* Begin DATA EXTRACT *

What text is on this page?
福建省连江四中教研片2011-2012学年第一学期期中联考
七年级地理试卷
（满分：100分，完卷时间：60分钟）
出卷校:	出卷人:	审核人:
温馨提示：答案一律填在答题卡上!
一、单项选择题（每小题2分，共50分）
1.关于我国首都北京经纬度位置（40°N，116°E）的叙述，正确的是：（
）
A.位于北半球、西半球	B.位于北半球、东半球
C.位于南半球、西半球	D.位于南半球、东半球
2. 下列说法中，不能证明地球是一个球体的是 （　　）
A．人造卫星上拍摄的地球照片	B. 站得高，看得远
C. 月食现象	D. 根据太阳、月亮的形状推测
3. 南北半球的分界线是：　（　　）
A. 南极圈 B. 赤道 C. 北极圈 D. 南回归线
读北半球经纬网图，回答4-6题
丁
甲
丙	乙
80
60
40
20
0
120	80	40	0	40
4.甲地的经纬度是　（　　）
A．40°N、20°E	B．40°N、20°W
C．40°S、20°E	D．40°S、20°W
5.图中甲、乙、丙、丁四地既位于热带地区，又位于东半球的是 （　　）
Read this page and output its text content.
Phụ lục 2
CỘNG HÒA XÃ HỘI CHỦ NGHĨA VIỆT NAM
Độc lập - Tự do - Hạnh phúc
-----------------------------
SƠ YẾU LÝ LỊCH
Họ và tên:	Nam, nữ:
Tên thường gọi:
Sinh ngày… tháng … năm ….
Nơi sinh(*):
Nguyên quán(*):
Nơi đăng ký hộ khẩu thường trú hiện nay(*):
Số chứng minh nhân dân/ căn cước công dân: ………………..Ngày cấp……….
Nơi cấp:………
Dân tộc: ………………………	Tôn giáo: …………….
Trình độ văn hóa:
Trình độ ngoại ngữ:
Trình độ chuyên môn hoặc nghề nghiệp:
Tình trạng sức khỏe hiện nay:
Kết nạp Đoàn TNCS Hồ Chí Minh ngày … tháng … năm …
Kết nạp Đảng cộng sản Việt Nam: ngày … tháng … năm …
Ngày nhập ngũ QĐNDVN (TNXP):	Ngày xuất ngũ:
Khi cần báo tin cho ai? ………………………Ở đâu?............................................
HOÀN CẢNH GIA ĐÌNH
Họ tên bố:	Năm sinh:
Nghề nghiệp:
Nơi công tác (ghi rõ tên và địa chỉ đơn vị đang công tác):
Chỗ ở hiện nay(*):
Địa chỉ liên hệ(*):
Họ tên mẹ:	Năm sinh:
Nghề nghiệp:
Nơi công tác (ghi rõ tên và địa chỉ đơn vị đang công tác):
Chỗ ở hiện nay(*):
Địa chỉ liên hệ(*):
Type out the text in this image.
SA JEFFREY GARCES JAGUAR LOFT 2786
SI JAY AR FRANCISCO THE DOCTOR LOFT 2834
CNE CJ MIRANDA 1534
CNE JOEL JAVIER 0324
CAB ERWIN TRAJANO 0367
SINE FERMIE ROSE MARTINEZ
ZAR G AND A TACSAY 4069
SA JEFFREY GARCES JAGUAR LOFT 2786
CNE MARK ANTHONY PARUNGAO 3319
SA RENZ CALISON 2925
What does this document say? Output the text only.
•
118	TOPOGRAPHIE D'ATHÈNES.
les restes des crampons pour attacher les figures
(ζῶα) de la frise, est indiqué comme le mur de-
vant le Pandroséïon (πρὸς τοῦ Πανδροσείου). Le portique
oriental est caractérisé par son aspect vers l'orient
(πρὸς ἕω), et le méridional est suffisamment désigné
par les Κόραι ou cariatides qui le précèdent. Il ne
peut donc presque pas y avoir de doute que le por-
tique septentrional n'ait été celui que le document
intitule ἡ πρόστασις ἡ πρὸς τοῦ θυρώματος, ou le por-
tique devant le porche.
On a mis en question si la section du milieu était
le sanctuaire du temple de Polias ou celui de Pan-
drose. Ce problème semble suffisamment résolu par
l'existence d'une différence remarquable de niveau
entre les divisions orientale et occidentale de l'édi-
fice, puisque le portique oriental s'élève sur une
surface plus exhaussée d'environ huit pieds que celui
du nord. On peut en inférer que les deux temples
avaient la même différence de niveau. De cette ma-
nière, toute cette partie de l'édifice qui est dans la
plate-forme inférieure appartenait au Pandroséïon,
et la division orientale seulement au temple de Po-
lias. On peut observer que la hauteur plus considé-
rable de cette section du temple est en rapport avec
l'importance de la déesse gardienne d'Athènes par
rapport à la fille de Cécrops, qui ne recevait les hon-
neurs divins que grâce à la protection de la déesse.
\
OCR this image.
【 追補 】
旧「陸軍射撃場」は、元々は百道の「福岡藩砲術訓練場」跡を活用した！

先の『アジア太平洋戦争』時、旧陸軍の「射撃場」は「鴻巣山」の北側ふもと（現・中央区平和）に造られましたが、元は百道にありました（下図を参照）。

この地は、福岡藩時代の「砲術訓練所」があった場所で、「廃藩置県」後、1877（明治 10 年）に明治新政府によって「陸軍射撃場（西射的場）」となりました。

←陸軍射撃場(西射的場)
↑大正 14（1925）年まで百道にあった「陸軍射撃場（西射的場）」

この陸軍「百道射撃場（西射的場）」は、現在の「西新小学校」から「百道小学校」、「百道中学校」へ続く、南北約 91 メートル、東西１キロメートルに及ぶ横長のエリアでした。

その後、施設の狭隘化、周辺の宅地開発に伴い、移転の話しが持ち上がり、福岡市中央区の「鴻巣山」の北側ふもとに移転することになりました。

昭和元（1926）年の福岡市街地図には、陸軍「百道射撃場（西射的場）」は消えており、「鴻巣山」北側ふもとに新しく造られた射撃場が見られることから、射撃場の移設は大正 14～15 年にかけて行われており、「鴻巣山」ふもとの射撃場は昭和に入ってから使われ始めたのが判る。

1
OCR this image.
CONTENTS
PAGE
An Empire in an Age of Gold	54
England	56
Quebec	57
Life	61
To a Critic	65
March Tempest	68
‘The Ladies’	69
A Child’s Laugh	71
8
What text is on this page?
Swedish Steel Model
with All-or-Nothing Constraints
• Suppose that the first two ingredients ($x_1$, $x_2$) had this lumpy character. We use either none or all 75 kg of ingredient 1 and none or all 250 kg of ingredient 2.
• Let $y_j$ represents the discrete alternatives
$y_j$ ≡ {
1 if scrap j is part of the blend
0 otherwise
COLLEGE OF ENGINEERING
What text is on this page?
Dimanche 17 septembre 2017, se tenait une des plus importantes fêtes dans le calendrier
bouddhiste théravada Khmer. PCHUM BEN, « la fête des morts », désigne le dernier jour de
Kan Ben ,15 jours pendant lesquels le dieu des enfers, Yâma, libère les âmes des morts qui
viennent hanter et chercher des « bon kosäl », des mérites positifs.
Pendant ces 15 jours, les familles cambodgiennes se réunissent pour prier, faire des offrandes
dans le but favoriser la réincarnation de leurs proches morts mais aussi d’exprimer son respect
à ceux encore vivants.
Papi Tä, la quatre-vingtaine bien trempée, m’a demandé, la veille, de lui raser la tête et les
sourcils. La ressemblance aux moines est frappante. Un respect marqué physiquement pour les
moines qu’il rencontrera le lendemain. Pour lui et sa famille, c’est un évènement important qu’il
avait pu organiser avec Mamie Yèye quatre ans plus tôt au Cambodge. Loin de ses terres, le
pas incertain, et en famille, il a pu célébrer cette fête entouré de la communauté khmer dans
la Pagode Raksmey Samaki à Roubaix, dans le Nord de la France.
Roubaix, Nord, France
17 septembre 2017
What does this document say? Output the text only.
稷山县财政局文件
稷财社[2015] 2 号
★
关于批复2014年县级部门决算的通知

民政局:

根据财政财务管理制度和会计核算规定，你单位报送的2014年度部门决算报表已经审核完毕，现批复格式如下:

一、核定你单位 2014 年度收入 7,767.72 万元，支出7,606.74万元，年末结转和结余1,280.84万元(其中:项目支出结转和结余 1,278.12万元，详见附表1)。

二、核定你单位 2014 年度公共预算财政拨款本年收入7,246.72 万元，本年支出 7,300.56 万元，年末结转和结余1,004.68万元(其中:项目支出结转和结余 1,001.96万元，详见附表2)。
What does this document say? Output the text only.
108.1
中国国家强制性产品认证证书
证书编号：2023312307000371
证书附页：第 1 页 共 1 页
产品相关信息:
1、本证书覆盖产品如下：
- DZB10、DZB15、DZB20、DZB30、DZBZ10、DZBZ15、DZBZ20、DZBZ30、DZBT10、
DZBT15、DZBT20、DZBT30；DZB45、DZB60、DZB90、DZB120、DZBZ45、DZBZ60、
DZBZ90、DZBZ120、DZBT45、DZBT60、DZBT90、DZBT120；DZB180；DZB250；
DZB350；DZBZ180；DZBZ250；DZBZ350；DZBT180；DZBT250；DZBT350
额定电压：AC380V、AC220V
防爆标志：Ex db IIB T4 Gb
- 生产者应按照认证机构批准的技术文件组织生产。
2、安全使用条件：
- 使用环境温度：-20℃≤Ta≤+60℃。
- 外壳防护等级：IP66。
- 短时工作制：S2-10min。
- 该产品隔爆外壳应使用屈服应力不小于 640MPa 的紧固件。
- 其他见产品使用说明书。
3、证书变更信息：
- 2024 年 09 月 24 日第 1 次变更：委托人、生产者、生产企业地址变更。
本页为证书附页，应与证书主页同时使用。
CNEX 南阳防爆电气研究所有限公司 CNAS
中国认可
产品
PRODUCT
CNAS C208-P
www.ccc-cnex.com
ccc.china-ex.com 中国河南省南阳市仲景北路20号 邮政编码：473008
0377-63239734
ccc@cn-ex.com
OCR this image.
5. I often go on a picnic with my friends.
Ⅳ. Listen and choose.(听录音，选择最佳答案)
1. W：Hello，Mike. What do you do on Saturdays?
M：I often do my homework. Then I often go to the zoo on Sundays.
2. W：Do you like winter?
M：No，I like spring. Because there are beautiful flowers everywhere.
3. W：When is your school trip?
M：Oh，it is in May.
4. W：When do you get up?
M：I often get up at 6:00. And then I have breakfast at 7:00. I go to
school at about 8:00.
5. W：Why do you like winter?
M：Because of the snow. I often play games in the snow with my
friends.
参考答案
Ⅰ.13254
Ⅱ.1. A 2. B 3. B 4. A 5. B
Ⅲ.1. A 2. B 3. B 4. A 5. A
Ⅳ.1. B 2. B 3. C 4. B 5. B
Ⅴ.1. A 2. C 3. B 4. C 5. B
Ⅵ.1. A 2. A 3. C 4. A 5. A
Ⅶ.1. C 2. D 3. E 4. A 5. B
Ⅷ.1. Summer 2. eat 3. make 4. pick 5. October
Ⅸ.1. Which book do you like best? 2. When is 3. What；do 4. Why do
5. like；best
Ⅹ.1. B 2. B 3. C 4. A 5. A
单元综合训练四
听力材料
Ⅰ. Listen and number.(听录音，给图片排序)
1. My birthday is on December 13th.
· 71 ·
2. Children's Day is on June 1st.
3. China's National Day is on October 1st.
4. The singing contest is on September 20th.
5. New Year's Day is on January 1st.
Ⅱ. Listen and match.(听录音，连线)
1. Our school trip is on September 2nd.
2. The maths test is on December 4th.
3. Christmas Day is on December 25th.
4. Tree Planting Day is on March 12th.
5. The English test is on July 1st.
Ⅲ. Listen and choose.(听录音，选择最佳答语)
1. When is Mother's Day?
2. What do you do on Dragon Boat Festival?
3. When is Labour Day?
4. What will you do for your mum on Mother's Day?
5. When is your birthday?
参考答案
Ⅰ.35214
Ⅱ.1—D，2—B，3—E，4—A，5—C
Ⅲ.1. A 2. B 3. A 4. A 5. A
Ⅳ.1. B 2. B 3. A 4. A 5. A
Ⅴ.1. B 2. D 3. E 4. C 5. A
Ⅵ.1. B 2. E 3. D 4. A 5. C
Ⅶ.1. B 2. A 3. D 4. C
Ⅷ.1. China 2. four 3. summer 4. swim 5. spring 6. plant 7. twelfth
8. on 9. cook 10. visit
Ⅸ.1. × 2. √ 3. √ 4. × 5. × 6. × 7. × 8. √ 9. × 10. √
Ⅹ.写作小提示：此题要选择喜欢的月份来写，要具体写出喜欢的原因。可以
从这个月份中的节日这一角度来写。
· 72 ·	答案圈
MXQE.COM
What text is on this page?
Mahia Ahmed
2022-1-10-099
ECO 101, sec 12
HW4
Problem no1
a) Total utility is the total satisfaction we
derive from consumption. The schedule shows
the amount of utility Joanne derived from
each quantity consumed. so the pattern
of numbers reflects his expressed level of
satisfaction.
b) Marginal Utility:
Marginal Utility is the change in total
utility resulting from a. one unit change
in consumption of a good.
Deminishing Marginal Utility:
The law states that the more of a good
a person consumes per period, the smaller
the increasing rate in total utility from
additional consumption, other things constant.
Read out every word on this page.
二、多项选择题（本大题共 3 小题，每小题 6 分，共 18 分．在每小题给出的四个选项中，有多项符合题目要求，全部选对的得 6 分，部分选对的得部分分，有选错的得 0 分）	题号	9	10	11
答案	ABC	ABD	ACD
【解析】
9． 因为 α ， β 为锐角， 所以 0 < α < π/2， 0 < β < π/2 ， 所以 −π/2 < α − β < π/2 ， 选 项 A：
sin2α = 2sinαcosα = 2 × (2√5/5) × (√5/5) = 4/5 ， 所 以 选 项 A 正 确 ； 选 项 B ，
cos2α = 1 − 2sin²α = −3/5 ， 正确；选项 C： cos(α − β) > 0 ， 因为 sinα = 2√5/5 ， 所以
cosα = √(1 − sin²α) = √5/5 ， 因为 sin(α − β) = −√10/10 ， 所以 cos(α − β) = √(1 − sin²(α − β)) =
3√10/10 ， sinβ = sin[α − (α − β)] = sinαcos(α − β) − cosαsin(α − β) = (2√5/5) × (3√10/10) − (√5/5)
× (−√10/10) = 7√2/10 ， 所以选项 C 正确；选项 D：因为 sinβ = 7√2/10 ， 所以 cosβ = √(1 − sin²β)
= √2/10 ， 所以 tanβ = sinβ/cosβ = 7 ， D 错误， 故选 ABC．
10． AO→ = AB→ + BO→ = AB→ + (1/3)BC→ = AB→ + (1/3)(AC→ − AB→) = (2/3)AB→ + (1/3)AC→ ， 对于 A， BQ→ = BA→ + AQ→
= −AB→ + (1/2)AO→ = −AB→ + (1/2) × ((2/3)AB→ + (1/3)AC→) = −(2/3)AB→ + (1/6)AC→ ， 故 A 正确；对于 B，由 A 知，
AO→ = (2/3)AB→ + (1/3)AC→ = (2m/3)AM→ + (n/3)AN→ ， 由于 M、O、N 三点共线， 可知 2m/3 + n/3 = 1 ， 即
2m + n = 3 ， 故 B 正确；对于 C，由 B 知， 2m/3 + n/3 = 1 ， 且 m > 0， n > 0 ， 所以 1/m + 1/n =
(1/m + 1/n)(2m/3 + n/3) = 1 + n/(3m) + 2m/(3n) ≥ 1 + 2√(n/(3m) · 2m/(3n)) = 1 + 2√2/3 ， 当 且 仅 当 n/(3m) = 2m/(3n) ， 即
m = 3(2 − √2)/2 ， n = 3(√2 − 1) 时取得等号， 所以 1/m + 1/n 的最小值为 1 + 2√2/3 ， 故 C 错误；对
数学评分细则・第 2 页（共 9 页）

* End DATA EXTRACT *

__SET TASK__:
Check each line of the entries for the string "tháng". Copy the lines that have it.

__THE RESULT__:
Sinh ngày… tháng … năm ….
Kết nạp Đoàn TNCS Hồ Chí Minh ngày … tháng … năm …
Kết nạp Đảng cộng sản Việt Nam: ngày … tháng … năm …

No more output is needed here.